--- Begin WORKING DATA ---

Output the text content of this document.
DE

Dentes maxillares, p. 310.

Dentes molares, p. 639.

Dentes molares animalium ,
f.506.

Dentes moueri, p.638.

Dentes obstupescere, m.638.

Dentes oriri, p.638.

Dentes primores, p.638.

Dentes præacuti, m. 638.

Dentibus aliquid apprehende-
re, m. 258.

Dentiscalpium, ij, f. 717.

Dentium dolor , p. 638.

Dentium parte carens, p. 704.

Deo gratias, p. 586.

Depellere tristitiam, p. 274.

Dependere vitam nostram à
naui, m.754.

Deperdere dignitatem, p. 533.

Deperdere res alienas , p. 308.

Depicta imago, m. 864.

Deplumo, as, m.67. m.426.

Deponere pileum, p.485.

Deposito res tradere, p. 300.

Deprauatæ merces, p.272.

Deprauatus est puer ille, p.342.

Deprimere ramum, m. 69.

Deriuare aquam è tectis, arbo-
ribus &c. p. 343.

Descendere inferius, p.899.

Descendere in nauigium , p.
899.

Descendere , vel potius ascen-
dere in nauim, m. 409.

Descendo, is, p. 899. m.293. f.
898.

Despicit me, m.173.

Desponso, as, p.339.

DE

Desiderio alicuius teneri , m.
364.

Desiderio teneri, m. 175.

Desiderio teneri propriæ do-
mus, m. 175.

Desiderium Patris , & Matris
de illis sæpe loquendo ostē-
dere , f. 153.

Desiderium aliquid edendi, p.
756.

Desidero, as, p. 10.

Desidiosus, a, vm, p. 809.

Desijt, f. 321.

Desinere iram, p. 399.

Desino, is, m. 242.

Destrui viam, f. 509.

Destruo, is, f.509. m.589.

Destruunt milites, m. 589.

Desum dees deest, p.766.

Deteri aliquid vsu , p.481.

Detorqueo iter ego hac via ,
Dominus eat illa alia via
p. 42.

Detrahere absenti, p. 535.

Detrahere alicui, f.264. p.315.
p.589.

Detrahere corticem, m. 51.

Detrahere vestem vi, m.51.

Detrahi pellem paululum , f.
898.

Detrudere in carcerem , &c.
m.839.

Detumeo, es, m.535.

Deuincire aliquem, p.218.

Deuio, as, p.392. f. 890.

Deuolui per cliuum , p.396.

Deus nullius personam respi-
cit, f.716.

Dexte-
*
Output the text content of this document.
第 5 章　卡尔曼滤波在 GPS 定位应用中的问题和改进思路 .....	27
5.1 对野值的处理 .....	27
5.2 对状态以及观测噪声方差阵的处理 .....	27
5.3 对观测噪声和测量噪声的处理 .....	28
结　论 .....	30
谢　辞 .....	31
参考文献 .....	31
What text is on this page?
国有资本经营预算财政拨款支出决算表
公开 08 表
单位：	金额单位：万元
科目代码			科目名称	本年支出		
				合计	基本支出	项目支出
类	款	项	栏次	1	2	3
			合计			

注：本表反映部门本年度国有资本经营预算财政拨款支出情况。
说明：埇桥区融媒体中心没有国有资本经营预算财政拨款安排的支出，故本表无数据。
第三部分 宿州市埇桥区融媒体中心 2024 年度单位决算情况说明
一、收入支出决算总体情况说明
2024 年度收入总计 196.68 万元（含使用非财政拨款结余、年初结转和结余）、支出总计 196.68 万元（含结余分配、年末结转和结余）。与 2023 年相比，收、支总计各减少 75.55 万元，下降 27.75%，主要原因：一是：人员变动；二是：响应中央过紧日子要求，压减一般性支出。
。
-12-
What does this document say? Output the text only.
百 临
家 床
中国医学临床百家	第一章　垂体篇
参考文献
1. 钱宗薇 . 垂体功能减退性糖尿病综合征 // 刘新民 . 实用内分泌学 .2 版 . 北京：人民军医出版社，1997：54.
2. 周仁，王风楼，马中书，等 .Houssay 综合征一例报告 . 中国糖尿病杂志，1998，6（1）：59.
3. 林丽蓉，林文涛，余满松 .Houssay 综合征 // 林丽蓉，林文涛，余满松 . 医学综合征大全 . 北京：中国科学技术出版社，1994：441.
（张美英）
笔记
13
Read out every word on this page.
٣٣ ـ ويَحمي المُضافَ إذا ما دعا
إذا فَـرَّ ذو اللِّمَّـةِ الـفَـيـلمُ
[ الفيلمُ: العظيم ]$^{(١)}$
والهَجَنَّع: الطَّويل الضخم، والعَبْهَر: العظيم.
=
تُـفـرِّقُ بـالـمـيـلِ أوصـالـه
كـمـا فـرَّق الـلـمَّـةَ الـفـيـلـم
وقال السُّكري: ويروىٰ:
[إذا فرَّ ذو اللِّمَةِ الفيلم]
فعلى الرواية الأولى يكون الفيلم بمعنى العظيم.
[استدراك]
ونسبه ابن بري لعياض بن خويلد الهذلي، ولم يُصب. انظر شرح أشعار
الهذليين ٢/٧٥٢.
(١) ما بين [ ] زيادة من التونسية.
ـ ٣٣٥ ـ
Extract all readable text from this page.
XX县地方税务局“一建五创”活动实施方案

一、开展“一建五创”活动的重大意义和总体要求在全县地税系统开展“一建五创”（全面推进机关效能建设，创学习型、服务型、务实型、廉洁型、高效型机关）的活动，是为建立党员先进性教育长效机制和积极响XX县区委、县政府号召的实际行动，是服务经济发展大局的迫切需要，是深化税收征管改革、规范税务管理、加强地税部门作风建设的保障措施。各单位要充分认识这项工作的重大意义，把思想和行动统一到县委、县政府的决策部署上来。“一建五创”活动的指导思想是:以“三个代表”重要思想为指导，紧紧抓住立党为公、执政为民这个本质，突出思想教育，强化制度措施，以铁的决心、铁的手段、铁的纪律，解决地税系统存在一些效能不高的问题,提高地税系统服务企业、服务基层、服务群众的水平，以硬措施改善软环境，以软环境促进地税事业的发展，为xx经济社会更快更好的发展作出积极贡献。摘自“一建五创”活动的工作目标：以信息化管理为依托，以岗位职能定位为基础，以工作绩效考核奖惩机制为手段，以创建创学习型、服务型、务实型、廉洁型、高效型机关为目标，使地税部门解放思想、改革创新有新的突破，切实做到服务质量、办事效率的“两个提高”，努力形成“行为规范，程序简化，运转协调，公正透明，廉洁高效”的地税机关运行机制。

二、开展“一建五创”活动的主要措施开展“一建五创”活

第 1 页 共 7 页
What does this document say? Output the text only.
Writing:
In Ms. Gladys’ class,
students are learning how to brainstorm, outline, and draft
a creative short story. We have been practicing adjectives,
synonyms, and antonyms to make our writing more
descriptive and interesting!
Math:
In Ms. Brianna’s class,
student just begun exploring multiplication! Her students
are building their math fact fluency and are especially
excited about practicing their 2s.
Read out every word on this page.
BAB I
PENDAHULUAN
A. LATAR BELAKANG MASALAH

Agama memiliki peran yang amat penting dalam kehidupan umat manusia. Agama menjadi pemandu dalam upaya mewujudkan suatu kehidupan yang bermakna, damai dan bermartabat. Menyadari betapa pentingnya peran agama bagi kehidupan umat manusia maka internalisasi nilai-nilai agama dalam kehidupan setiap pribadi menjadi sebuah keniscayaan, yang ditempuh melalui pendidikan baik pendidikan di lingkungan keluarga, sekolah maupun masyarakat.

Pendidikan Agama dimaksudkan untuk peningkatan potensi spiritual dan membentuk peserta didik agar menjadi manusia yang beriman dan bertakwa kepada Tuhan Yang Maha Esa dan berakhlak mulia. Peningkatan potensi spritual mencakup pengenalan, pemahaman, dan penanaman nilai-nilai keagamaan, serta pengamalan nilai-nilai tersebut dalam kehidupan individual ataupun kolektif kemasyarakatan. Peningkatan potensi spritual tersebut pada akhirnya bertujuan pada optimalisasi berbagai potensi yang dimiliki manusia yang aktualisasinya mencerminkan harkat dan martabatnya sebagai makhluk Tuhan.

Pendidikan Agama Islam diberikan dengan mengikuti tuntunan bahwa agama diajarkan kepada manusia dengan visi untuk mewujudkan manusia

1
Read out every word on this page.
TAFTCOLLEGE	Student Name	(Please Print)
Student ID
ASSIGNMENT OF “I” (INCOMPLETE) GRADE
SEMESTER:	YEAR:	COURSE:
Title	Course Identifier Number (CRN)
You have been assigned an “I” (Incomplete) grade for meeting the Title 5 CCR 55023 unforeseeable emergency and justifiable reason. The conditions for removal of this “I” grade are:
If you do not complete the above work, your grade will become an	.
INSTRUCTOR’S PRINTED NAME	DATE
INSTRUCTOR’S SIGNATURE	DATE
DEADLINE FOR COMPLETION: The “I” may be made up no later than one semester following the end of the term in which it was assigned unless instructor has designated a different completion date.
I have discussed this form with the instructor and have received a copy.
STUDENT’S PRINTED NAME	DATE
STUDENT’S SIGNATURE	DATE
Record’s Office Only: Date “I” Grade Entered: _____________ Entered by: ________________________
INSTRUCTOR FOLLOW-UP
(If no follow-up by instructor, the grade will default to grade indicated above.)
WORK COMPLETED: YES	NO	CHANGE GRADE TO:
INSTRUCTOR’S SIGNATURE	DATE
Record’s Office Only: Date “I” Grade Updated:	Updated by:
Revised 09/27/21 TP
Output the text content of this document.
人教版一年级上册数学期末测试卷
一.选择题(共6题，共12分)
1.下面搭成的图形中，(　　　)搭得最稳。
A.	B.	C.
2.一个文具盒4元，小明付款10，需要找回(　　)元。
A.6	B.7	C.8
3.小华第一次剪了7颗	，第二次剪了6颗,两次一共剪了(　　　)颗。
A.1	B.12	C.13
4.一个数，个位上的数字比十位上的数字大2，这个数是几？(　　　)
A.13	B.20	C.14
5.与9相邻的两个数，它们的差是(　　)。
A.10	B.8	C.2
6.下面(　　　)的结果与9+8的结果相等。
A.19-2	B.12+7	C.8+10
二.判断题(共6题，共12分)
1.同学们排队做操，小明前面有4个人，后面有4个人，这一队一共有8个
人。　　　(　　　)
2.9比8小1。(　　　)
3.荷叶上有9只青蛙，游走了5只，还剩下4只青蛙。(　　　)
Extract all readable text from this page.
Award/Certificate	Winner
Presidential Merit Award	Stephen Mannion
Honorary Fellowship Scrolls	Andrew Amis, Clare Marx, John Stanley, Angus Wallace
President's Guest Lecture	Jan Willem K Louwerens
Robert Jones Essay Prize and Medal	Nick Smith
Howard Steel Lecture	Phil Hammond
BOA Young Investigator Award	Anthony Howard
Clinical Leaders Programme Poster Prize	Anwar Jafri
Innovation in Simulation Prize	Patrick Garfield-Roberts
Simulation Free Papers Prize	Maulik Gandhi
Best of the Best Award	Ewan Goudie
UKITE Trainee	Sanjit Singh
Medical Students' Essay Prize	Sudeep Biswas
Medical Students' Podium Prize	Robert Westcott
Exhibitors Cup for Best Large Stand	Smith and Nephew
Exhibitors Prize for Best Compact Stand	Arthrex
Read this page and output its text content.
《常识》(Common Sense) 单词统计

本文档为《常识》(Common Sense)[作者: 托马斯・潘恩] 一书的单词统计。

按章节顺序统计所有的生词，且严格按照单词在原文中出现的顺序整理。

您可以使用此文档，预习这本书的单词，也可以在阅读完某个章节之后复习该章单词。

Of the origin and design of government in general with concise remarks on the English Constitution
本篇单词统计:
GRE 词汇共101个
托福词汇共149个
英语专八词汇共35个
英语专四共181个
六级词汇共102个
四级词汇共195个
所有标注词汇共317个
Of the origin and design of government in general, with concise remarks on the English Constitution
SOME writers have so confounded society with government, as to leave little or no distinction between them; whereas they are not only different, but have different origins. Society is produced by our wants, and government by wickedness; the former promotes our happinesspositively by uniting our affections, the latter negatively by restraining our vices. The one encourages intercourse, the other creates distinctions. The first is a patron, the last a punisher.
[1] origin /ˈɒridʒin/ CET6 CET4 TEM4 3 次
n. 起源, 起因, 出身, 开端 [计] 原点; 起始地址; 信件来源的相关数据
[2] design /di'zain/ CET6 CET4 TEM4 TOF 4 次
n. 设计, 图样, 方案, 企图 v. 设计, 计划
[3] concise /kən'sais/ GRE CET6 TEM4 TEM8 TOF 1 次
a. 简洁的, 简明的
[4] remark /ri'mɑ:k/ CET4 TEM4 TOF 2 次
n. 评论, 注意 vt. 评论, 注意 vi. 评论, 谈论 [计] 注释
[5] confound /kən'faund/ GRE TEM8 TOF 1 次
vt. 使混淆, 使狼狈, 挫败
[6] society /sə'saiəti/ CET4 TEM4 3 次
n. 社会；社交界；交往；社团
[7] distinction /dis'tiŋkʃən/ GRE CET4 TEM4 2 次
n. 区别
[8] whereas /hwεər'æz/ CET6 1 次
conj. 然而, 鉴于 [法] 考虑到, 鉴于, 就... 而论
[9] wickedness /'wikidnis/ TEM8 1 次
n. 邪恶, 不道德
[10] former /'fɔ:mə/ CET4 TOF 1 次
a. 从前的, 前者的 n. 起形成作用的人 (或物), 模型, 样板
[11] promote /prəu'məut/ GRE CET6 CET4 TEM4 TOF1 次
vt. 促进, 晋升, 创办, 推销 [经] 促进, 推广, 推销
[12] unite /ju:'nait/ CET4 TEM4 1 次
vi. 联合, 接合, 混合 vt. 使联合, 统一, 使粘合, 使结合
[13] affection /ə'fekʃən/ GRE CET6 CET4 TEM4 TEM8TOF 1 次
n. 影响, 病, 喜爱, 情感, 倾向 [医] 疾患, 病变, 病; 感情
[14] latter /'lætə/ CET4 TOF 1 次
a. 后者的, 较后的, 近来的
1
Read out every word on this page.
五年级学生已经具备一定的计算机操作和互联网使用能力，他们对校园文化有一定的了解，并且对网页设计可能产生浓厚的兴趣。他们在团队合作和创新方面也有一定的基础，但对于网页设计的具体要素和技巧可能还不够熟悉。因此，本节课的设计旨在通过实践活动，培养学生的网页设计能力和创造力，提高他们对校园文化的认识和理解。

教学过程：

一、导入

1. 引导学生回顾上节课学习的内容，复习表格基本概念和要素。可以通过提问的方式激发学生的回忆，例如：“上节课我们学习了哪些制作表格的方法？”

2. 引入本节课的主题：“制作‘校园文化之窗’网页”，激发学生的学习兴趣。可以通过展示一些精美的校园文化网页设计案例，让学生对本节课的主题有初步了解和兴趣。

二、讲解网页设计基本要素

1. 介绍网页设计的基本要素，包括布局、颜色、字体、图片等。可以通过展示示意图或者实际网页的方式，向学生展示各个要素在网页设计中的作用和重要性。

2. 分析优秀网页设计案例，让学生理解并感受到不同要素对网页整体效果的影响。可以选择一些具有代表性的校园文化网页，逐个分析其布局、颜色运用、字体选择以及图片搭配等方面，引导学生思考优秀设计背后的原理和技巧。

--- End WORKING DATA ---

**TASK DETAILS:** List every line above containing the word "Dentes".

**REPLY:**
Dentes maxillares, p. 310.
Dentes molares, p. 639.
Dentes molares animalium ,
Dentes moueri, p.638.
Dentes obstupescere, m.638.
Dentes oriri, p.638.
Dentes primores, p.638.
Dentes præacuti, m. 638.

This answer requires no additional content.